▶ [DIRECTIONS]
Extract all records. Keep each one exact.

▶ [SOURCE RECORDS]
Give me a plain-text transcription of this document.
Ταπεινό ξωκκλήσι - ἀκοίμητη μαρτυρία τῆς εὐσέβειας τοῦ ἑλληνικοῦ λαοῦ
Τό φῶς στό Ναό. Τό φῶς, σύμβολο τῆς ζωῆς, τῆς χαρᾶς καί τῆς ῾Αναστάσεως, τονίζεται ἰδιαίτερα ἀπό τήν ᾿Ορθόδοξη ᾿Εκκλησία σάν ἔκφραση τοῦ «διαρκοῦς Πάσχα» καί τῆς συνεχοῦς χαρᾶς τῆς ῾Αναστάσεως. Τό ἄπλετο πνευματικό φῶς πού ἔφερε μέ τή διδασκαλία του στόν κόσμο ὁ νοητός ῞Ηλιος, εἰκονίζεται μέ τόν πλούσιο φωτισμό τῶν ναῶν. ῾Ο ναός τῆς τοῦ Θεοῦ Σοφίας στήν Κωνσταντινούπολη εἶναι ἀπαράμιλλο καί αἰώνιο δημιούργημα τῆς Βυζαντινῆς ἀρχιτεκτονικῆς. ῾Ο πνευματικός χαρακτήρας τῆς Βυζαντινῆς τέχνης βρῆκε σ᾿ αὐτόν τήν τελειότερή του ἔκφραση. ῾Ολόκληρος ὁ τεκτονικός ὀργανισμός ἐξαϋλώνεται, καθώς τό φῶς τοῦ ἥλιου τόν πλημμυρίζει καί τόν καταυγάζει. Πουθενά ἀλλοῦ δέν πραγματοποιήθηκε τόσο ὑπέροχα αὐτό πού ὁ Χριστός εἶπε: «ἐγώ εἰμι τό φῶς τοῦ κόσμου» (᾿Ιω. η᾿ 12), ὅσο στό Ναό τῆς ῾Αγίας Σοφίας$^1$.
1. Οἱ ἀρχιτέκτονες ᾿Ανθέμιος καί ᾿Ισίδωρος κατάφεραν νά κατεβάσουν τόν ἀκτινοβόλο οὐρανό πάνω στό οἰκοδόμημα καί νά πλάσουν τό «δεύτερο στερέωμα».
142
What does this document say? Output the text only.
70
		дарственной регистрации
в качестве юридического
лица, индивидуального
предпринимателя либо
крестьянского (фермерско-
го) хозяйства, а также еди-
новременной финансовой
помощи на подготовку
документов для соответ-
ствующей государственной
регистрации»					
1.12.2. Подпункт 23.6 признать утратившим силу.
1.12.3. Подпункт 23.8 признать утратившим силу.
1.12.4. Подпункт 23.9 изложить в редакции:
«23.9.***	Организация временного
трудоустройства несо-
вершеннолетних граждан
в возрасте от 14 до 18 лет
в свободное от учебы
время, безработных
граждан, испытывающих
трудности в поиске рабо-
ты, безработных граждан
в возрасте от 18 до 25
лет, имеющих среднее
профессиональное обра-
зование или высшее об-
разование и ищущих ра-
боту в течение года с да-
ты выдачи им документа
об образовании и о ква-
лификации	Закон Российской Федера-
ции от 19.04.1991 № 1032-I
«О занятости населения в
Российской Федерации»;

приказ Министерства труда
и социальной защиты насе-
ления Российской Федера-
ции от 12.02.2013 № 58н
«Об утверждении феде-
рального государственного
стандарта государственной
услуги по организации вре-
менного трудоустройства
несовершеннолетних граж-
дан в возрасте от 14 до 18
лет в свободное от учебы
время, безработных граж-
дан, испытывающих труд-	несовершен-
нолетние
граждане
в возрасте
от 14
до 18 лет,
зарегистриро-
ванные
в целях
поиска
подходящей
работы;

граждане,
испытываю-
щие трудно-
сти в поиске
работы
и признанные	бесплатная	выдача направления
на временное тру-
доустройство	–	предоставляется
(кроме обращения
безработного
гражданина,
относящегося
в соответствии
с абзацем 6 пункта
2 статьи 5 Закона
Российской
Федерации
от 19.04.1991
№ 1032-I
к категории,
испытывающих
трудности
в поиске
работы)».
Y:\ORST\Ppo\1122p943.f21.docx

▶ [FINAL ANSWER]
Give me a plain-text transcription of this document.
Ταπεινό ξωκκλήσι - ἀκοίμητη μαρτυρία τῆς εὐσέβειας τοῦ ἑλληνικοῦ λαοῦ
Τό φῶς στό Ναό. Τό φῶς, σύμβολο τῆς ζωῆς, τῆς χαρᾶς καί τῆς ῾Αναστάσεως, τονίζεται ἰδιαίτερα ἀπό τήν ᾿Ορθόδοξη ᾿Εκκλησία σάν ἔκφραση τοῦ «διαρκοῦς Πάσχα» καί τῆς συνεχοῦς χαρᾶς τῆς ῾Αναστάσεως. Τό ἄπλετο πνευματικό φῶς πού ἔφερε μέ τή διδασκαλία του στόν κόσμο ὁ νοητός ῞Ηλιος, εἰκονίζεται μέ τόν πλούσιο φωτισμό τῶν ναῶν. ῾Ο ναός τῆς τοῦ Θεοῦ Σοφίας στήν Κωνσταντινούπολη εἶναι ἀπαράμιλλο καί αἰώνιο δημιούργημα τῆς Βυζαντινῆς ἀρχιτεκτονικῆς. ῾Ο πνευματικός χαρακτήρας τῆς Βυζαντινῆς τέχνης βρῆκε σ᾿ αὐτόν τήν τελειότερή του ἔκφραση. ῾Ολόκληρος ὁ τεκτονικός ὀργανισμός ἐξαϋλώνεται, καθώς τό φῶς τοῦ ἥλιου τόν πλημμυρίζει καί τόν καταυγάζει. Πουθενά ἀλλοῦ δέν πραγματοποιήθηκε τόσο ὑπέροχα αὐτό πού ὁ Χριστός εἶπε: «ἐγώ εἰμι τό φῶς τοῦ κόσμου» (᾿Ιω. η᾿ 12), ὅσο στό Ναό τῆς ῾Αγίας Σοφίας$^1$.
1. Οἱ ἀρχιτέκτονες ᾿Ανθέμιος καί ᾿Ισίδωρος κατάφεραν νά κατεβάσουν τόν ἀκτινοβόλο οὐρανό πάνω στό οἰκοδόμημα καί νά πλάσουν τό «δεύτερο στερέωμα».
142
What does this document say? Output the text only.
70
		дарственной регистрации
в качестве юридического
лица, индивидуального
предпринимателя либо
крестьянского (фермерско-
го) хозяйства, а также еди-
новременной финансовой
помощи на подготовку
документов для соответ-
ствующей государственной
регистрации»					
1.12.2. Подпункт 23.6 признать утратившим силу.
1.12.3. Подпункт 23.8 признать утратившим силу.
1.12.4. Подпункт 23.9 изложить в редакции:
«23.9.***	Организация временного
трудоустройства несо-
вершеннолетних граждан
в возрасте от 14 до 18 лет
в свободное от учебы
время, безработных
граждан, испытывающих
трудности в поиске рабо-
ты, безработных граждан
в возрасте от 18 до 25
лет, имеющих среднее
профессиональное обра-
зование или высшее об-
разование и ищущих ра-
боту в течение года с да-
ты выдачи им документа
об образовании и о ква-
лификации	Закон Российской Федера-
ции от 19.04.1991 № 1032-I
«О занятости населения в
Российской Федерации»;

приказ Министерства труда
и социальной защиты насе-
ления Российской Федера-
ции от 12.02.2013 № 58н
«Об утверждении феде-
рального государственного
стандарта государственной
услуги по организации вре-
менного трудоустройства
несовершеннолетних граж-
дан в возрасте от 14 до 18
лет в свободное от учебы
время, безработных граж-
дан, испытывающих труд-	несовершен-
нолетние
граждане
в возрасте
от 14
до 18 лет,
зарегистриро-
ванные
в целях
поиска
подходящей
работы;

граждане,
испытываю-
щие трудно-
сти в поиске
работы
и признанные	бесплатная	выдача направления
на временное тру-
доустройство	–	предоставляется
(кроме обращения
безработного
гражданина,
относящегося
в соответствии
с абзацем 6 пункта
2 статьи 5 Закона
Российской
Федерации
от 19.04.1991
№ 1032-I
к категории,
испытывающих
трудности
в поиске
работы)».
Y:\ORST\Ppo\1122p943.f21.docx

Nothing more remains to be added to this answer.